-- Start of PROVIDED MATERIAL --

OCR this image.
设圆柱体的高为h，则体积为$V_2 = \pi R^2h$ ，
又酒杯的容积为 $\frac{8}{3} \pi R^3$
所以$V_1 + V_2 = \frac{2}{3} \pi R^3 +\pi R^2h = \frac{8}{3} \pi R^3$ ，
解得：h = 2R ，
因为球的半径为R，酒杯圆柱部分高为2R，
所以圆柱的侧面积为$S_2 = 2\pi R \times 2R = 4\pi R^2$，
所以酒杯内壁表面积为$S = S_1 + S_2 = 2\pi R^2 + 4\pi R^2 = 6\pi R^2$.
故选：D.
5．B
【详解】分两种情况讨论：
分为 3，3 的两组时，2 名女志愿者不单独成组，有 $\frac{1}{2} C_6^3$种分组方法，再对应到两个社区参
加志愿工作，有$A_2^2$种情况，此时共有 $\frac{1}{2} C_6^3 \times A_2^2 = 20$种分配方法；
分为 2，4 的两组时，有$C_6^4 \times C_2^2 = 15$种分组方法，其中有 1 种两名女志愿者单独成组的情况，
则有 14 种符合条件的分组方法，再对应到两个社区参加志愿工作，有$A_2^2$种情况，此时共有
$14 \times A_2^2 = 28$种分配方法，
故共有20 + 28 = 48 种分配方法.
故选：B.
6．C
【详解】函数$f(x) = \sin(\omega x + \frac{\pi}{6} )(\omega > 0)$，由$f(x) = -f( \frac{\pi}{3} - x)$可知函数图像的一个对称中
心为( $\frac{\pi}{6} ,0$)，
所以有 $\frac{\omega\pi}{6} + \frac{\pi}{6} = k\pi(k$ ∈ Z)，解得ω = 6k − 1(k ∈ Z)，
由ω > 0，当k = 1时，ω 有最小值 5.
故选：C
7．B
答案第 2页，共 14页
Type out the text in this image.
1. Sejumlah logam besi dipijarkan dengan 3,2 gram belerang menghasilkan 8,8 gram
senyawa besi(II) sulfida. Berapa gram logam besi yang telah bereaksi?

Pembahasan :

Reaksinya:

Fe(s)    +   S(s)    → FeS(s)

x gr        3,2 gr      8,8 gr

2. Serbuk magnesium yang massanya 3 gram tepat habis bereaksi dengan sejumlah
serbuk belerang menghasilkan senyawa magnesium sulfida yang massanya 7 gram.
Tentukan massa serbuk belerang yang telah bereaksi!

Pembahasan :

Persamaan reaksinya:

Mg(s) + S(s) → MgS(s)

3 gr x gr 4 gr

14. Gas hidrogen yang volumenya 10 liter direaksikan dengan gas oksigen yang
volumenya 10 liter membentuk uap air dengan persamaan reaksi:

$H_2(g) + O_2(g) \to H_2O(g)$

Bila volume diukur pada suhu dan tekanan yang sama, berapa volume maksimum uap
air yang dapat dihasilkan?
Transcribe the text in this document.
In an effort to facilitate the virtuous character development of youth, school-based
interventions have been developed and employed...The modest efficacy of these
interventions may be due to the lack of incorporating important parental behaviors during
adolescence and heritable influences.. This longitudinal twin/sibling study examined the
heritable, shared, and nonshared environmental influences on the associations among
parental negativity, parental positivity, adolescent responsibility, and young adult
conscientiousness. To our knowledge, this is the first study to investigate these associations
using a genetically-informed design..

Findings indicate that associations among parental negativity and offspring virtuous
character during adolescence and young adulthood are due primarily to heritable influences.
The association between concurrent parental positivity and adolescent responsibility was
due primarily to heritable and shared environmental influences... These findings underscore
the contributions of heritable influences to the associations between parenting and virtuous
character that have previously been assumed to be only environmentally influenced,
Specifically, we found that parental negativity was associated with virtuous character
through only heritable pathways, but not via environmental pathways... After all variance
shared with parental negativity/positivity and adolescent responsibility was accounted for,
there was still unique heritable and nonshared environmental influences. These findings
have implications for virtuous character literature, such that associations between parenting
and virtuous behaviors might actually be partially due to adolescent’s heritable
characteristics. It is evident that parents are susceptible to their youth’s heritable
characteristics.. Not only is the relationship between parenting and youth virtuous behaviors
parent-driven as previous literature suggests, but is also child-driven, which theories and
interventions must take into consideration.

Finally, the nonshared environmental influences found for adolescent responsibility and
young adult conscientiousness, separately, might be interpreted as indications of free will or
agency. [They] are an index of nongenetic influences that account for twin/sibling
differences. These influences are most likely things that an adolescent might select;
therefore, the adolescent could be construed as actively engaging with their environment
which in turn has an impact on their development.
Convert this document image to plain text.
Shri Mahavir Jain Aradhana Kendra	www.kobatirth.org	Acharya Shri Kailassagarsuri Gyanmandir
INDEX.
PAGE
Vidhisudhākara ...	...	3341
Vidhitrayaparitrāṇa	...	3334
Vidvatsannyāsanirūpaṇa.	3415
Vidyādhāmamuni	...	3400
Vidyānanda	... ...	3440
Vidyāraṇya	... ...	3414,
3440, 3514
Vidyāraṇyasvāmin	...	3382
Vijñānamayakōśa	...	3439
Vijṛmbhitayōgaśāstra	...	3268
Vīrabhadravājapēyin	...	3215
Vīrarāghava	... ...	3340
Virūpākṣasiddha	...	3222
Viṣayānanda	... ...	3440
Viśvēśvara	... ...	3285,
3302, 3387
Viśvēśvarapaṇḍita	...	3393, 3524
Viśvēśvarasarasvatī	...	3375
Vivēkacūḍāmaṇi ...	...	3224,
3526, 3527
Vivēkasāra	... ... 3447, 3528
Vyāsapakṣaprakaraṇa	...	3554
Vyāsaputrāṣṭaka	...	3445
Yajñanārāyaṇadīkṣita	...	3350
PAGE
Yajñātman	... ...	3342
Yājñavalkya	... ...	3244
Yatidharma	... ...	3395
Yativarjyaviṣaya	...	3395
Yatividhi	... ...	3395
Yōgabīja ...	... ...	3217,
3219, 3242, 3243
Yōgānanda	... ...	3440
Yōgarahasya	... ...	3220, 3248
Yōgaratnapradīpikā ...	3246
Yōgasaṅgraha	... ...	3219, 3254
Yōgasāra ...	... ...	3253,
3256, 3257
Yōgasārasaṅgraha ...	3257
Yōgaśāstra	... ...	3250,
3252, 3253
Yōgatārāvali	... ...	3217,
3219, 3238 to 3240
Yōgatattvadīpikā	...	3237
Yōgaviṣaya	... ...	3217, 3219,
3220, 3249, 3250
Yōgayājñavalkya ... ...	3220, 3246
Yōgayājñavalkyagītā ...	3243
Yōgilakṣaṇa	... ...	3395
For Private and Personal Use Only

-- End of PROVIDED MATERIAL --

● SET PROBLEM: List the lines of the material in which the word "heritable" occurs.

● RESULT OF THE TASK:
adolescence and heritable influences.. This longitudinal twin/sibling study examined the
heritable, shared, and nonshared environmental influences on the associations among
character during adolescence and young adulthood are due primarily to heritable influences.
due primarily to heritable and shared environmental influences... These findings underscore
the contributions of heritable influences to the associations between parenting and virtuous
through only heritable pathways, but not via environmental pathways... After all variance
there was still unique heritable and nonshared environmental influences. These findings
and virtuous behaviors might actually be partially due to adolescent’s heritable
characteristics. It is evident that parents are susceptible to their youth’s heritable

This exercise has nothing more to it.